• _Task statement_: Your task is to repeat the lines below exactly, excluding any pictures they contain.

• _Data section_:
— BEGIN —

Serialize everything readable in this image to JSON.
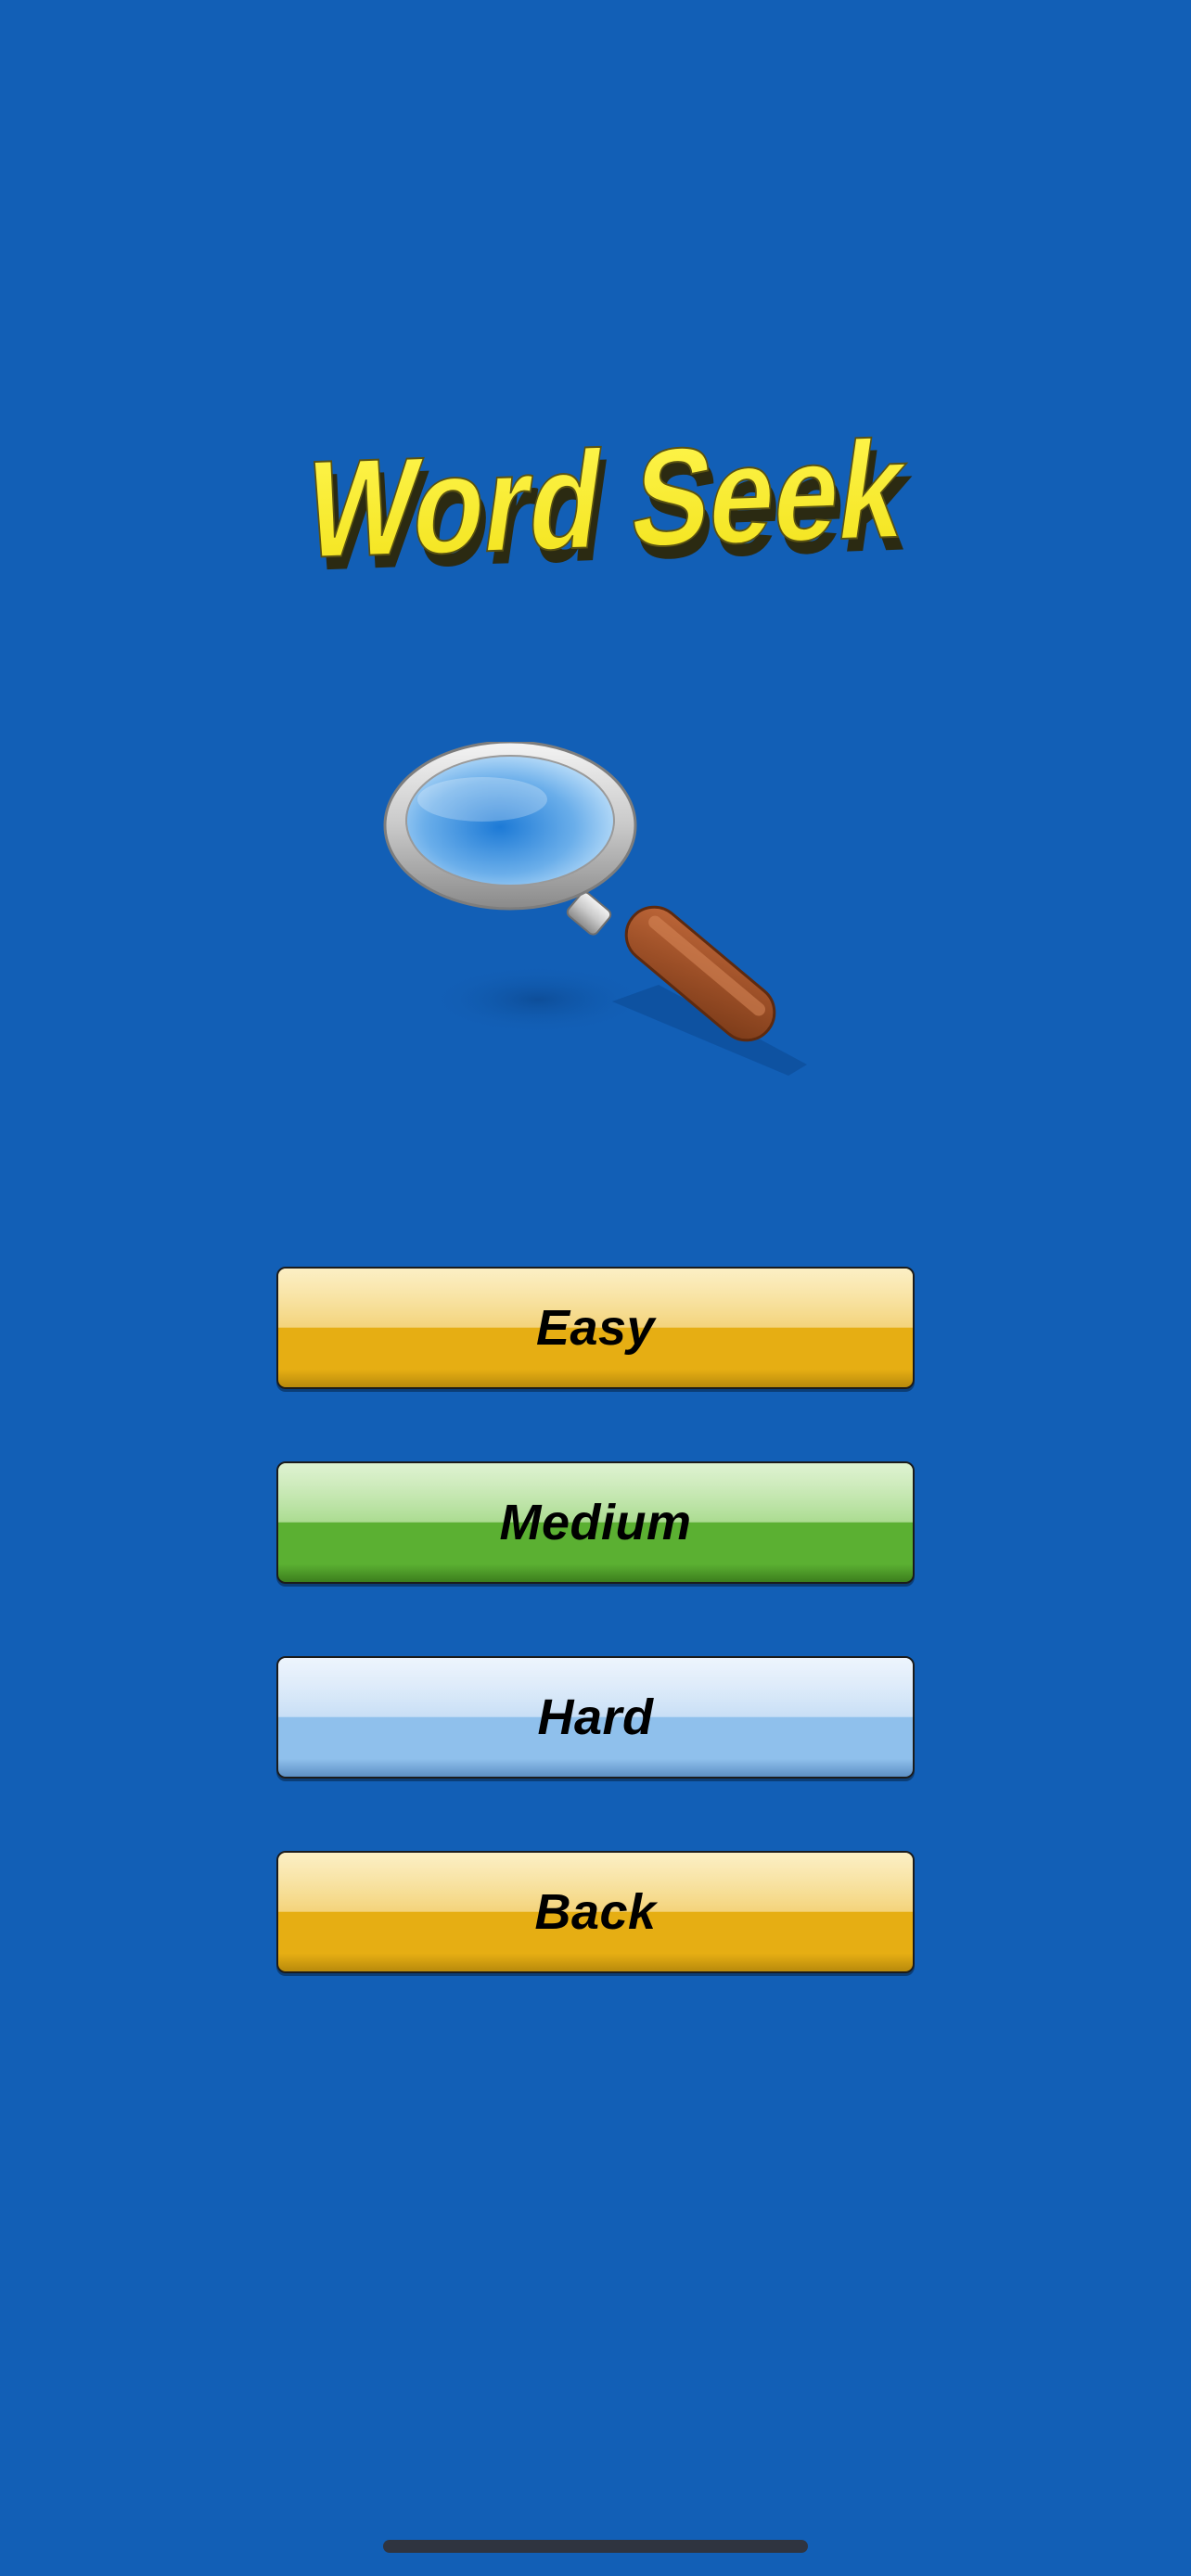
{
  "app": {
    "title": "Word Seek",
    "background_color": "#125fb6",
    "title_color": "#f5ec2a"
  },
  "menu": {
    "buttons": [
      {
        "id": "easy",
        "label": "Easy",
        "color": "#e6ae13"
      },
      {
        "id": "medium",
        "label": "Medium",
        "color": "#5bb032"
      },
      {
        "id": "hard",
        "label": "Hard",
        "color": "#8fc0ec"
      },
      {
        "id": "back",
        "label": "Back",
        "color": "#e6ae13"
      }
    ]
  },
  "icons": {
    "logo_art": "magnifying-glass-icon",
    "home_indicator": "home-indicator-bar"
  }
}
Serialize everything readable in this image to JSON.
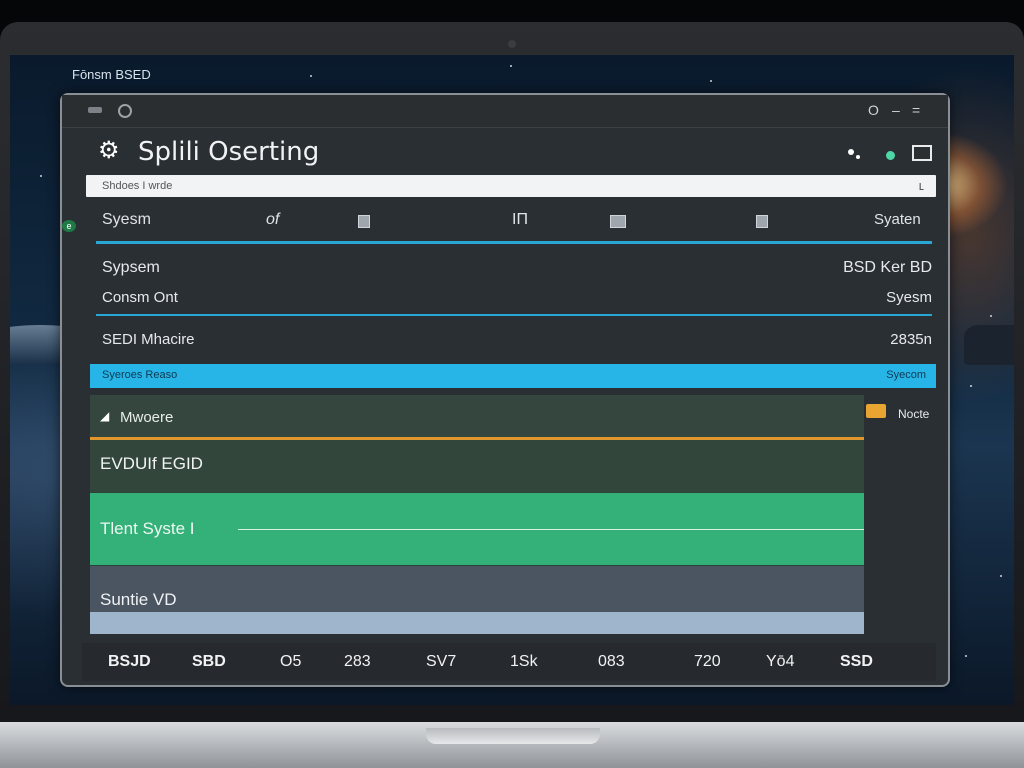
{
  "desktop": {
    "label": "Fōnsm BSED"
  },
  "window": {
    "controls": {
      "o": "O",
      "min": "–",
      "max": "="
    },
    "title": "Splili Oserting"
  },
  "search": {
    "placeholder": "Shdoes I wrde"
  },
  "columns": {
    "col1": "Syesm",
    "col2": "of",
    "col3": "IП",
    "col4": "Syaten"
  },
  "side_badge": "e",
  "info": [
    {
      "left": "Sypsem",
      "right": "BSD Ker BD"
    },
    {
      "left": "Consm Ont",
      "right": "Syesm"
    },
    {
      "left": "SEDI Mhacire",
      "right": "2835n"
    }
  ],
  "highlight": {
    "left": "Syeroes Reaso",
    "right": "Syecom"
  },
  "panel": {
    "title": "Mwoere",
    "rows": [
      "EVDUIf EGID",
      "Tlent Syste I",
      "Suntie VD"
    ]
  },
  "note": {
    "label": "Nocte"
  },
  "footer": [
    "BSJD",
    "SBD",
    "O5",
    "283",
    "SV7",
    "1Sk",
    "083",
    "720",
    "Yō4",
    "SSD"
  ],
  "colors": {
    "accent_blue": "#27b5e8",
    "accent_green": "#34b179",
    "accent_orange": "#e2962e",
    "status_dot": "#4fd6a6"
  }
}
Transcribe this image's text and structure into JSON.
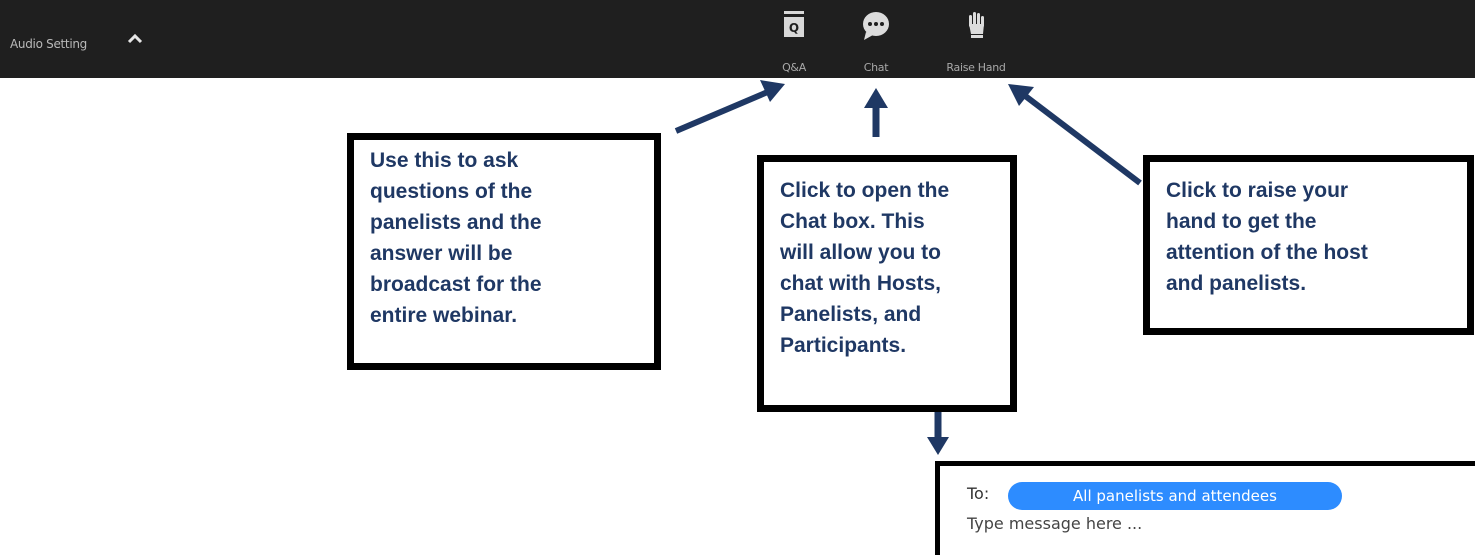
{
  "toolbar": {
    "audio_setting_label": "Audio Setting",
    "buttons": [
      {
        "label": "Q&A",
        "icon": "qa-icon"
      },
      {
        "label": "Chat",
        "icon": "chat-bubble-icon"
      },
      {
        "label": "Raise Hand",
        "icon": "raise-hand-icon"
      }
    ]
  },
  "callouts": {
    "qa": [
      "Use this to ask",
      "questions of the",
      "panelists and the",
      "answer will be",
      "broadcast for the",
      "entire webinar."
    ],
    "chat": [
      "Click to open the",
      "Chat box. This",
      "will allow you to",
      "chat with Hosts,",
      "Panelists, and",
      "Participants."
    ],
    "raise_hand": [
      "Click to raise your",
      "hand to get the",
      "attention of the host",
      "and panelists."
    ]
  },
  "chat_preview": {
    "to_label": "To:",
    "recipient": "All panelists and attendees",
    "placeholder": "Type message here ..."
  },
  "colors": {
    "toolbar_bg": "#1f1f1f",
    "callout_text": "#1f3864",
    "arrow": "#1f3864",
    "pill": "#2d8cff"
  }
}
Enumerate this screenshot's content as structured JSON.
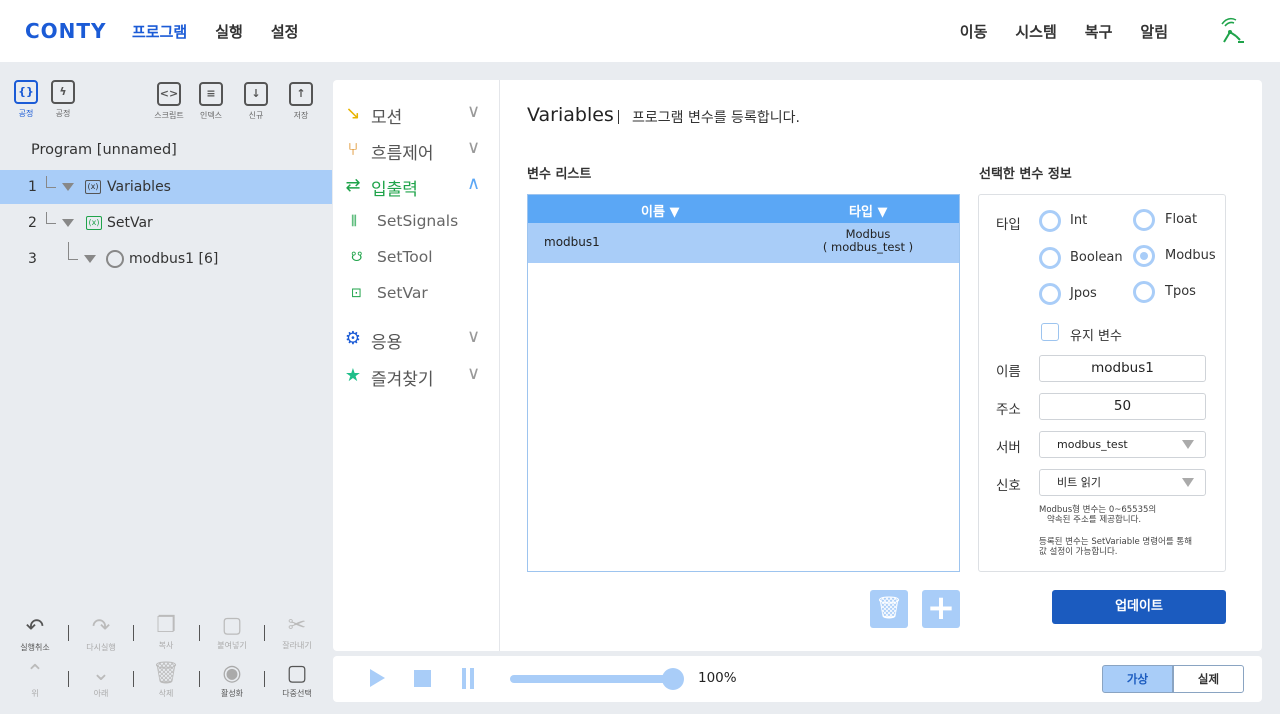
{
  "header": {
    "logo": "CONTY",
    "nav_left": [
      "프로그램",
      "실행",
      "설정"
    ],
    "nav_right": [
      "이동",
      "시스템",
      "복구",
      "알림"
    ]
  },
  "toolbar": {
    "icons": [
      {
        "label": "공정",
        "icon": "code-braces-icon"
      },
      {
        "label": "공정",
        "icon": "lightning-icon"
      },
      {
        "label": "스크립트",
        "icon": "script-icon"
      },
      {
        "label": "인덱스",
        "icon": "index-icon"
      },
      {
        "label": "신규",
        "icon": "new-icon"
      },
      {
        "label": "저장",
        "icon": "save-icon"
      }
    ]
  },
  "program": {
    "title": "Program [unnamed]",
    "tree": [
      {
        "num": "1",
        "label": "Variables"
      },
      {
        "num": "2",
        "label": "SetVar"
      },
      {
        "num": "3",
        "label": "modbus1 [6]"
      }
    ]
  },
  "bottom_tools": {
    "undo": "실행취소",
    "redo": "다시실행",
    "copy": "복사",
    "paste": "붙여넣기",
    "cut": "잘라내기",
    "up": "위",
    "down": "아래",
    "delete": "삭제",
    "activate": "활성화",
    "multi_select": "다중선택"
  },
  "commands": {
    "motion": "모션",
    "flow": "흐름제어",
    "io": "입출력",
    "set_signals": "SetSignals",
    "set_tool": "SetTool",
    "set_var": "SetVar",
    "app": "응용",
    "favorites": "즐겨찾기"
  },
  "content": {
    "title": "Variables",
    "description": "프로그램 변수를 등록합니다.",
    "list_title": "변수 리스트",
    "info_title": "선택한 변수 정보",
    "col_name": "이름 ▼",
    "col_type": "타입 ▼",
    "rows": [
      {
        "name": "modbus1",
        "type_line1": "Modbus",
        "type_line2": "( modbus_test )"
      }
    ]
  },
  "info": {
    "type_label": "타입",
    "types": [
      "Int",
      "Float",
      "Boolean",
      "Modbus",
      "Jpos",
      "Tpos"
    ],
    "selected_type": "Modbus",
    "keep_label": "유지 변수",
    "name_label": "이름",
    "name_value": "modbus1",
    "address_label": "주소",
    "address_value": "50",
    "server_label": "서버",
    "server_value": "modbus_test",
    "signal_label": "신호",
    "signal_value": "비트 읽기",
    "note1_line1": "Modbus형 변수는 0~65535의",
    "note1_line2": "약속된 주소를 제공합니다.",
    "note2_line1": "등록된 변수는 SetVariable 명령어를 통해",
    "note2_line2": "값 설정이 가능합니다."
  },
  "update_label": "업데이트",
  "run_bar": {
    "speed": "100%",
    "speed_value": 100,
    "virtual": "가상",
    "real": "실제",
    "active_mode": "가상"
  },
  "colors": {
    "brand": "#1b5bd6",
    "selection": "#a9cdf8",
    "table_header": "#5ba7f5",
    "update_button": "#1b5bbf",
    "green": "#1fa34a"
  }
}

— END —

• _Right answer_:
Serialize everything readable in this image to JSON.
{
  "app": {
    "title": "Word Seek",
    "background_color": "#125fb6",
    "title_color": "#f5ec2a"
  },
  "menu": {
    "buttons": [
      {
        "id": "easy",
        "label": "Easy",
        "color": "#e6ae13"
      },
      {
        "id": "medium",
        "label": "Medium",
        "color": "#5bb032"
      },
      {
        "id": "hard",
        "label": "Hard",
        "color": "#8fc0ec"
      },
      {
        "id": "back",
        "label": "Back",
        "color": "#e6ae13"
      }
    ]
  },
  "icons": {
    "logo_art": "magnifying-glass-icon",
    "home_indicator": "home-indicator-bar"
  }
}
Serialize everything readable in this image to JSON.
{
  "desktop": {
    "label": "Fōnsm BSED"
  },
  "window": {
    "controls": {
      "o": "O",
      "min": "–",
      "max": "="
    },
    "title": "Splili Oserting"
  },
  "search": {
    "placeholder": "Shdoes I wrde"
  },
  "columns": {
    "col1": "Syesm",
    "col2": "of",
    "col3": "IП",
    "col4": "Syaten"
  },
  "side_badge": "e",
  "info": [
    {
      "left": "Sypsem",
      "right": "BSD Ker BD"
    },
    {
      "left": "Consm Ont",
      "right": "Syesm"
    },
    {
      "left": "SEDI Mhacire",
      "right": "2835n"
    }
  ],
  "highlight": {
    "left": "Syeroes Reaso",
    "right": "Syecom"
  },
  "panel": {
    "title": "Mwoere",
    "rows": [
      "EVDUIf EGID",
      "Tlent Syste I",
      "Suntie VD"
    ]
  },
  "note": {
    "label": "Nocte"
  },
  "footer": [
    "BSJD",
    "SBD",
    "O5",
    "283",
    "SV7",
    "1Sk",
    "083",
    "720",
    "Yō4",
    "SSD"
  ],
  "colors": {
    "accent_blue": "#27b5e8",
    "accent_green": "#34b179",
    "accent_orange": "#e2962e",
    "status_dot": "#4fd6a6"
  }
}
Transcribe this image's text and structure into JSON.
{
  "toolbar": {
    "audio_setting_label": "Audio Setting",
    "buttons": [
      {
        "label": "Q&A",
        "icon": "qa-icon"
      },
      {
        "label": "Chat",
        "icon": "chat-bubble-icon"
      },
      {
        "label": "Raise Hand",
        "icon": "raise-hand-icon"
      }
    ]
  },
  "callouts": {
    "qa": [
      "Use this to ask",
      "questions of the",
      "panelists and the",
      "answer will be",
      "broadcast for the",
      "entire webinar."
    ],
    "chat": [
      "Click to open the",
      "Chat box. This",
      "will allow you to",
      "chat with Hosts,",
      "Panelists, and",
      "Participants."
    ],
    "raise_hand": [
      "Click to raise your",
      "hand to get the",
      "attention of the host",
      "and panelists."
    ]
  },
  "chat_preview": {
    "to_label": "To:",
    "recipient": "All panelists and attendees",
    "placeholder": "Type message here ..."
  },
  "colors": {
    "toolbar_bg": "#1f1f1f",
    "callout_text": "#1f3864",
    "arrow": "#1f3864",
    "pill": "#2d8cff"
  }
}
Enumerate this screenshot's content as structured JSON.
{
  "header": {
    "logo": "CONTY",
    "nav_left": [
      "프로그램",
      "실행",
      "설정"
    ],
    "nav_right": [
      "이동",
      "시스템",
      "복구",
      "알림"
    ]
  },
  "toolbar": {
    "icons": [
      {
        "label": "공정",
        "icon": "code-braces-icon"
      },
      {
        "label": "공정",
        "icon": "lightning-icon"
      },
      {
        "label": "스크립트",
        "icon": "script-icon"
      },
      {
        "label": "인덱스",
        "icon": "index-icon"
      },
      {
        "label": "신규",
        "icon": "new-icon"
      },
      {
        "label": "저장",
        "icon": "save-icon"
      }
    ]
  },
  "program": {
    "title": "Program [unnamed]",
    "tree": [
      {
        "num": "1",
        "label": "Variables"
      },
      {
        "num": "2",
        "label": "SetVar"
      },
      {
        "num": "3",
        "label": "modbus1 [6]"
      }
    ]
  },
  "bottom_tools": {
    "undo": "실행취소",
    "redo": "다시실행",
    "copy": "복사",
    "paste": "붙여넣기",
    "cut": "잘라내기",
    "up": "위",
    "down": "아래",
    "delete": "삭제",
    "activate": "활성화",
    "multi_select": "다중선택"
  },
  "commands": {
    "motion": "모션",
    "flow": "흐름제어",
    "io": "입출력",
    "set_signals": "SetSignals",
    "set_tool": "SetTool",
    "set_var": "SetVar",
    "app": "응용",
    "favorites": "즐겨찾기"
  },
  "content": {
    "title": "Variables",
    "description": "프로그램 변수를 등록합니다.",
    "list_title": "변수 리스트",
    "info_title": "선택한 변수 정보",
    "col_name": "이름 ▼",
    "col_type": "타입 ▼",
    "rows": [
      {
        "name": "modbus1",
        "type_line1": "Modbus",
        "type_line2": "( modbus_test )"
      }
    ]
  },
  "info": {
    "type_label": "타입",
    "types": [
      "Int",
      "Float",
      "Boolean",
      "Modbus",
      "Jpos",
      "Tpos"
    ],
    "selected_type": "Modbus",
    "keep_label": "유지 변수",
    "name_label": "이름",
    "name_value": "modbus1",
    "address_label": "주소",
    "address_value": "50",
    "server_label": "서버",
    "server_value": "modbus_test",
    "signal_label": "신호",
    "signal_value": "비트 읽기",
    "note1_line1": "Modbus형 변수는 0~65535의",
    "note1_line2": "약속된 주소를 제공합니다.",
    "note2_line1": "등록된 변수는 SetVariable 명령어를 통해",
    "note2_line2": "값 설정이 가능합니다."
  },
  "update_label": "업데이트",
  "run_bar": {
    "speed": "100%",
    "speed_value": 100,
    "virtual": "가상",
    "real": "실제",
    "active_mode": "가상"
  },
  "colors": {
    "brand": "#1b5bd6",
    "selection": "#a9cdf8",
    "table_header": "#5ba7f5",
    "update_button": "#1b5bbf",
    "green": "#1fa34a"
  }
}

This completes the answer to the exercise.